_EXERCISE REQUIREMENTS_. Everything in the listing below should be written out again exactly, except the pictures.

_DATA PROVIDED_.
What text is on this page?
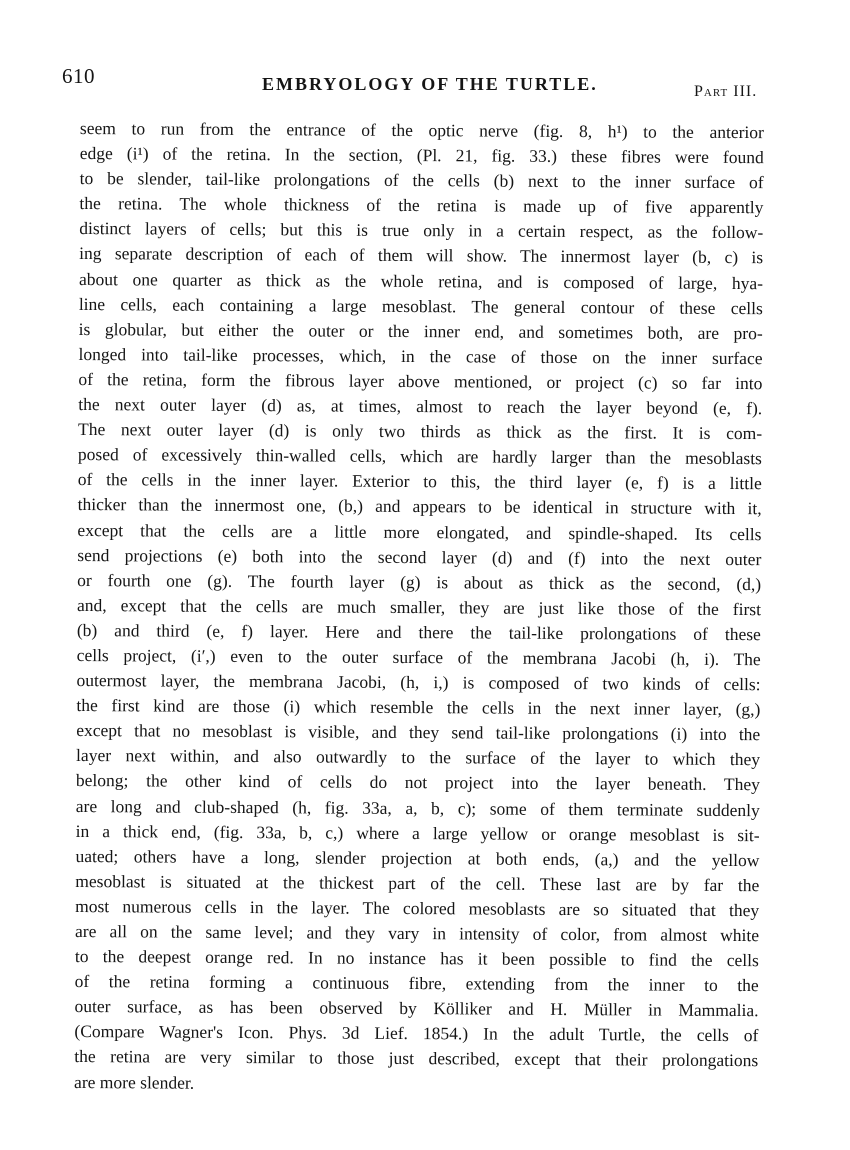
610	EMBRYOLOGY OF THE TURTLE.	Part III.
seem to run from the entrance of the optic nerve (fig. 8, h¹) to the anterior
edge (i¹) of the retina. In the section, (Pl. 21, fig. 33.) these fibres were found
to be slender, tail-like prolongations of the cells (b) next to the inner surface of
the retina. The whole thickness of the retina is made up of five apparently
distinct layers of cells; but this is true only in a certain respect, as the follow-
ing separate description of each of them will show. The innermost layer (b, c) is
about one quarter as thick as the whole retina, and is composed of large, hya-
line cells, each containing a large mesoblast. The general contour of these cells
is globular, but either the outer or the inner end, and sometimes both, are pro-
longed into tail-like processes, which, in the case of those on the inner surface
of the retina, form the fibrous layer above mentioned, or project (c) so far into
the next outer layer (d) as, at times, almost to reach the layer beyond (e, f).
The next outer layer (d) is only two thirds as thick as the first. It is com-
posed of excessively thin-walled cells, which are hardly larger than the mesoblasts
of the cells in the inner layer. Exterior to this, the third layer (e, f) is a little
thicker than the innermost one, (b,) and appears to be identical in structure with it,
except that the cells are a little more elongated, and spindle-shaped. Its cells
send projections (e) both into the second layer (d) and (f) into the next outer
or fourth one (g). The fourth layer (g) is about as thick as the second, (d,)
and, except that the cells are much smaller, they are just like those of the first
(b) and third (e, f) layer. Here and there the tail-like prolongations of these
cells project, (i′,) even to the outer surface of the membrana Jacobi (h, i). The
outermost layer, the membrana Jacobi, (h, i,) is composed of two kinds of cells:
the first kind are those (i) which resemble the cells in the next inner layer, (g,)
except that no mesoblast is visible, and they send tail-like prolongations (i) into the
layer next within, and also outwardly to the surface of the layer to which they
belong; the other kind of cells do not project into the layer beneath. They
are long and club-shaped (h, fig. 33a, a, b, c); some of them terminate suddenly
in a thick end, (fig. 33a, b, c,) where a large yellow or orange mesoblast is sit-
uated; others have a long, slender projection at both ends, (a,) and the yellow
mesoblast is situated at the thickest part of the cell. These last are by far the
most numerous cells in the layer. The colored mesoblasts are so situated that they
are all on the same level; and they vary in intensity of color, from almost white
to the deepest orange red. In no instance has it been possible to find the cells
of the retina forming a continuous fibre, extending from the inner to the
outer surface, as has been observed by Kölliker and H. Müller in Mammalia.
(Compare Wagner's Icon. Phys. 3d Lief. 1854.) In the adult Turtle, the cells of
the retina are very similar to those just described, except that their prolongations
are more slender.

_RESULT OF THIS TASK_.
What text is on this page?
610	EMBRYOLOGY OF THE TURTLE.	Part III.
seem to run from the entrance of the optic nerve (fig. 8, h¹) to the anterior
edge (i¹) of the retina. In the section, (Pl. 21, fig. 33.) these fibres were found
to be slender, tail-like prolongations of the cells (b) next to the inner surface of
the retina. The whole thickness of the retina is made up of five apparently
distinct layers of cells; but this is true only in a certain respect, as the follow-
ing separate description of each of them will show. The innermost layer (b, c) is
about one quarter as thick as the whole retina, and is composed of large, hya-
line cells, each containing a large mesoblast. The general contour of these cells
is globular, but either the outer or the inner end, and sometimes both, are pro-
longed into tail-like processes, which, in the case of those on the inner surface
of the retina, form the fibrous layer above mentioned, or project (c) so far into
the next outer layer (d) as, at times, almost to reach the layer beyond (e, f).
The next outer layer (d) is only two thirds as thick as the first. It is com-
posed of excessively thin-walled cells, which are hardly larger than the mesoblasts
of the cells in the inner layer. Exterior to this, the third layer (e, f) is a little
thicker than the innermost one, (b,) and appears to be identical in structure with it,
except that the cells are a little more elongated, and spindle-shaped. Its cells
send projections (e) both into the second layer (d) and (f) into the next outer
or fourth one (g). The fourth layer (g) is about as thick as the second, (d,)
and, except that the cells are much smaller, they are just like those of the first
(b) and third (e, f) layer. Here and there the tail-like prolongations of these
cells project, (i′,) even to the outer surface of the membrana Jacobi (h, i). The
outermost layer, the membrana Jacobi, (h, i,) is composed of two kinds of cells:
the first kind are those (i) which resemble the cells in the next inner layer, (g,)
except that no mesoblast is visible, and they send tail-like prolongations (i) into the
layer next within, and also outwardly to the surface of the layer to which they
belong; the other kind of cells do not project into the layer beneath. They
are long and club-shaped (h, fig. 33a, a, b, c); some of them terminate suddenly
in a thick end, (fig. 33a, b, c,) where a large yellow or orange mesoblast is sit-
uated; others have a long, slender projection at both ends, (a,) and the yellow
mesoblast is situated at the thickest part of the cell. These last are by far the
most numerous cells in the layer. The colored mesoblasts are so situated that they
are all on the same level; and they vary in intensity of color, from almost white
to the deepest orange red. In no instance has it been possible to find the cells
of the retina forming a continuous fibre, extending from the inner to the
outer surface, as has been observed by Kölliker and H. Müller in Mammalia.
(Compare Wagner's Icon. Phys. 3d Lief. 1854.) In the adult Turtle, the cells of
the retina are very similar to those just described, except that their prolongations
are more slender.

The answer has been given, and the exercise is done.